### Exercise aim
Leaving out every picture, quote the data below exactly as it appears.

### Material provided

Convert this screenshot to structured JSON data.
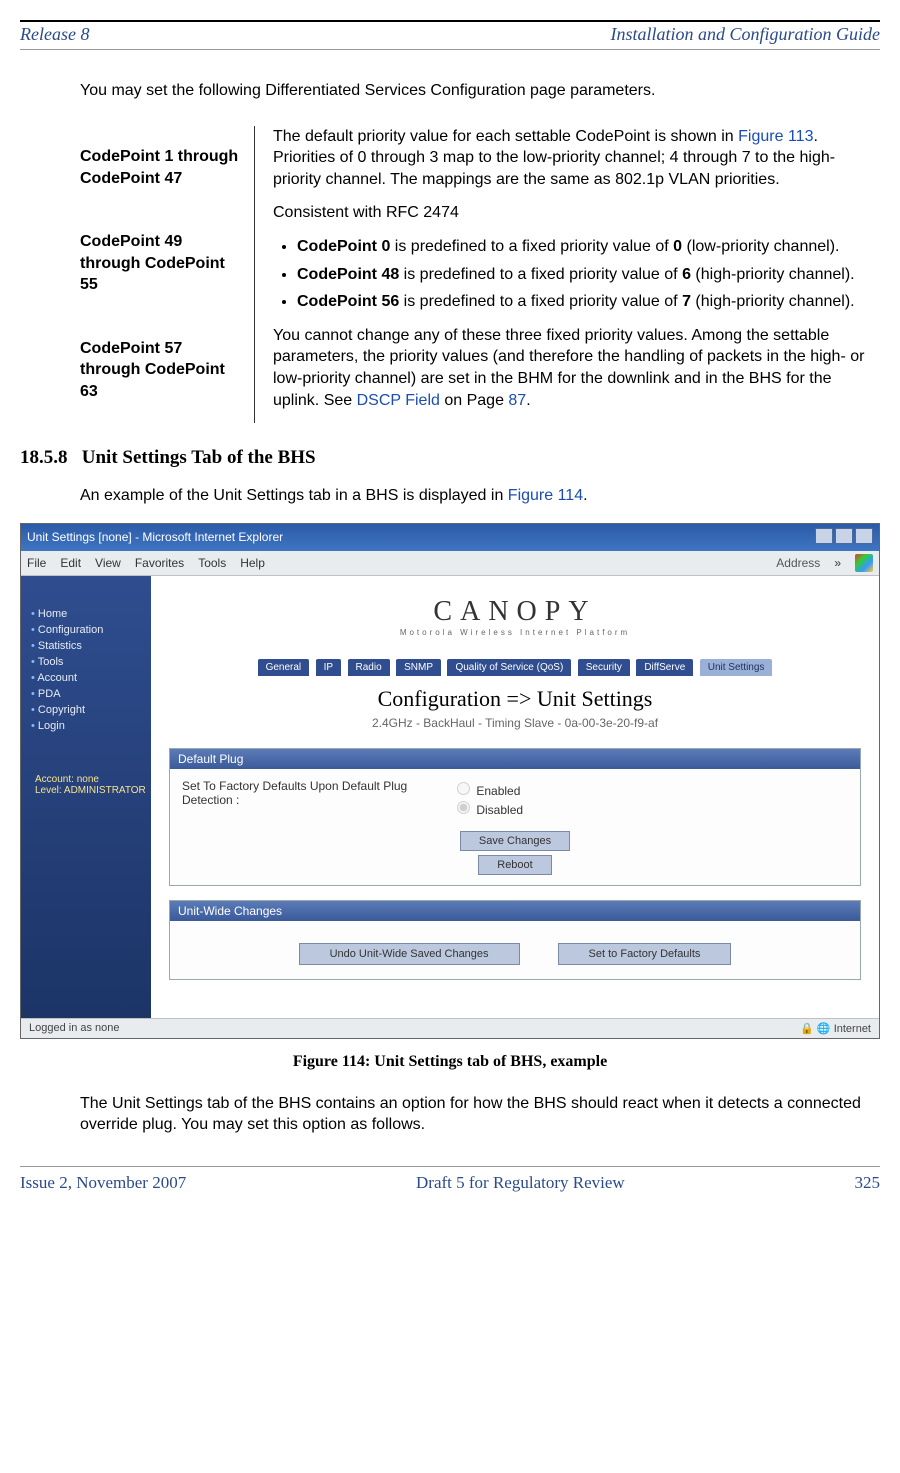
{
  "header": {
    "left": "Release 8",
    "right": "Installation and Configuration Guide"
  },
  "footer": {
    "left": "Issue 2, November 2007",
    "center": "Draft 5 for Regulatory Review",
    "right": "325"
  },
  "intro": "You may set the following Differentiated Services Configuration page parameters.",
  "defs": {
    "left_labels": [
      "CodePoint 1 through CodePoint 47",
      "CodePoint 49 through CodePoint 55",
      "CodePoint 57 through CodePoint 63"
    ],
    "p1_pre": "The default priority value for each settable CodePoint is shown in ",
    "p1_link": "Figure 113",
    "p1_post": ". Priorities of 0 through 3 map to the low-priority channel; 4 through 7 to the high-priority channel. The mappings are the same as 802.1p VLAN priorities.",
    "p2": "Consistent with RFC 2474",
    "b1_strong": "CodePoint 0",
    "b1_mid": " is predefined to a fixed priority value of ",
    "b1_val": "0",
    "b1_tail": " (low-priority channel).",
    "b2_strong": "CodePoint 48",
    "b2_mid": " is predefined to a fixed priority value of ",
    "b2_val": "6",
    "b2_tail": " (high-priority channel).",
    "b3_strong": "CodePoint 56",
    "b3_mid": " is predefined to a fixed priority value of ",
    "b3_val": "7",
    "b3_tail": " (high-priority channel).",
    "p3_pre": "You cannot change any of these three fixed priority values. Among the settable parameters, the priority values (and therefore the handling of packets in the high- or low-priority channel) are set in the BHM for the downlink and in the BHS for the uplink. See ",
    "p3_link": "DSCP Field",
    "p3_mid": " on Page ",
    "p3_link2": "87",
    "p3_post": "."
  },
  "section": {
    "number": "18.5.8",
    "title": "Unit Settings Tab of the BHS",
    "text_pre": "An example of the Unit Settings tab in a BHS is displayed in ",
    "text_link": "Figure 114",
    "text_post": "."
  },
  "browser": {
    "title": "Unit Settings [none] - Microsoft Internet Explorer",
    "menus": [
      "File",
      "Edit",
      "View",
      "Favorites",
      "Tools",
      "Help"
    ],
    "address_label": "Address",
    "sidebar_items": [
      "Home",
      "Configuration",
      "Statistics",
      "Tools",
      "Account",
      "PDA",
      "Copyright",
      "Login"
    ],
    "account_line1": "Account: none",
    "account_line2": "Level: ADMINISTRATOR",
    "logo_main": "CANOPY",
    "logo_sub": "Motorola Wireless Internet Platform",
    "tabs": [
      "General",
      "IP",
      "Radio",
      "SNMP",
      "Quality of Service (QoS)",
      "Security",
      "DiffServe",
      "Unit Settings"
    ],
    "active_tab": "Unit Settings",
    "page_title": "Configuration => Unit Settings",
    "page_sub": "2.4GHz - BackHaul - Timing Slave - 0a-00-3e-20-f9-af",
    "panel1_title": "Default Plug",
    "field_label": "Set To Factory Defaults Upon Default Plug Detection :",
    "radio_enabled": "Enabled",
    "radio_disabled": "Disabled",
    "btn_save": "Save Changes",
    "btn_reboot": "Reboot",
    "panel2_title": "Unit-Wide Changes",
    "btn_undo": "Undo Unit-Wide Saved Changes",
    "btn_factory": "Set to Factory Defaults",
    "status_left": "Logged in as none",
    "status_right": "Internet"
  },
  "figure_caption": "Figure 114: Unit Settings tab of BHS, example",
  "closing": "The Unit Settings tab of the BHS contains an option for how the BHS should react when it detects a connected override plug. You may set this option as follows."
}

### In response
Convert this screenshot to structured JSON data.
{
  "header": {
    "left": "Release 8",
    "right": "Installation and Configuration Guide"
  },
  "footer": {
    "left": "Issue 2, November 2007",
    "center": "Draft 5 for Regulatory Review",
    "right": "325"
  },
  "intro": "You may set the following Differentiated Services Configuration page parameters.",
  "defs": {
    "left_labels": [
      "CodePoint 1 through CodePoint 47",
      "CodePoint 49 through CodePoint 55",
      "CodePoint 57 through CodePoint 63"
    ],
    "p1_pre": "The default priority value for each settable CodePoint is shown in ",
    "p1_link": "Figure 113",
    "p1_post": ". Priorities of 0 through 3 map to the low-priority channel; 4 through 7 to the high-priority channel. The mappings are the same as 802.1p VLAN priorities.",
    "p2": "Consistent with RFC 2474",
    "b1_strong": "CodePoint 0",
    "b1_mid": " is predefined to a fixed priority value of ",
    "b1_val": "0",
    "b1_tail": " (low-priority channel).",
    "b2_strong": "CodePoint 48",
    "b2_mid": " is predefined to a fixed priority value of ",
    "b2_val": "6",
    "b2_tail": " (high-priority channel).",
    "b3_strong": "CodePoint 56",
    "b3_mid": " is predefined to a fixed priority value of ",
    "b3_val": "7",
    "b3_tail": " (high-priority channel).",
    "p3_pre": "You cannot change any of these three fixed priority values. Among the settable parameters, the priority values (and therefore the handling of packets in the high- or low-priority channel) are set in the BHM for the downlink and in the BHS for the uplink. See ",
    "p3_link": "DSCP Field",
    "p3_mid": " on Page ",
    "p3_link2": "87",
    "p3_post": "."
  },
  "section": {
    "number": "18.5.8",
    "title": "Unit Settings Tab of the BHS",
    "text_pre": "An example of the Unit Settings tab in a BHS is displayed in ",
    "text_link": "Figure 114",
    "text_post": "."
  },
  "browser": {
    "title": "Unit Settings [none] - Microsoft Internet Explorer",
    "menus": [
      "File",
      "Edit",
      "View",
      "Favorites",
      "Tools",
      "Help"
    ],
    "address_label": "Address",
    "sidebar_items": [
      "Home",
      "Configuration",
      "Statistics",
      "Tools",
      "Account",
      "PDA",
      "Copyright",
      "Login"
    ],
    "account_line1": "Account: none",
    "account_line2": "Level: ADMINISTRATOR",
    "logo_main": "CANOPY",
    "logo_sub": "Motorola Wireless Internet Platform",
    "tabs": [
      "General",
      "IP",
      "Radio",
      "SNMP",
      "Quality of Service (QoS)",
      "Security",
      "DiffServe",
      "Unit Settings"
    ],
    "active_tab": "Unit Settings",
    "page_title": "Configuration => Unit Settings",
    "page_sub": "2.4GHz - BackHaul - Timing Slave - 0a-00-3e-20-f9-af",
    "panel1_title": "Default Plug",
    "field_label": "Set To Factory Defaults Upon Default Plug Detection :",
    "radio_enabled": "Enabled",
    "radio_disabled": "Disabled",
    "btn_save": "Save Changes",
    "btn_reboot": "Reboot",
    "panel2_title": "Unit-Wide Changes",
    "btn_undo": "Undo Unit-Wide Saved Changes",
    "btn_factory": "Set to Factory Defaults",
    "status_left": "Logged in as none",
    "status_right": "Internet"
  },
  "figure_caption": "Figure 114: Unit Settings tab of BHS, example",
  "closing": "The Unit Settings tab of the BHS contains an option for how the BHS should react when it detects a connected override plug. You may set this option as follows."
}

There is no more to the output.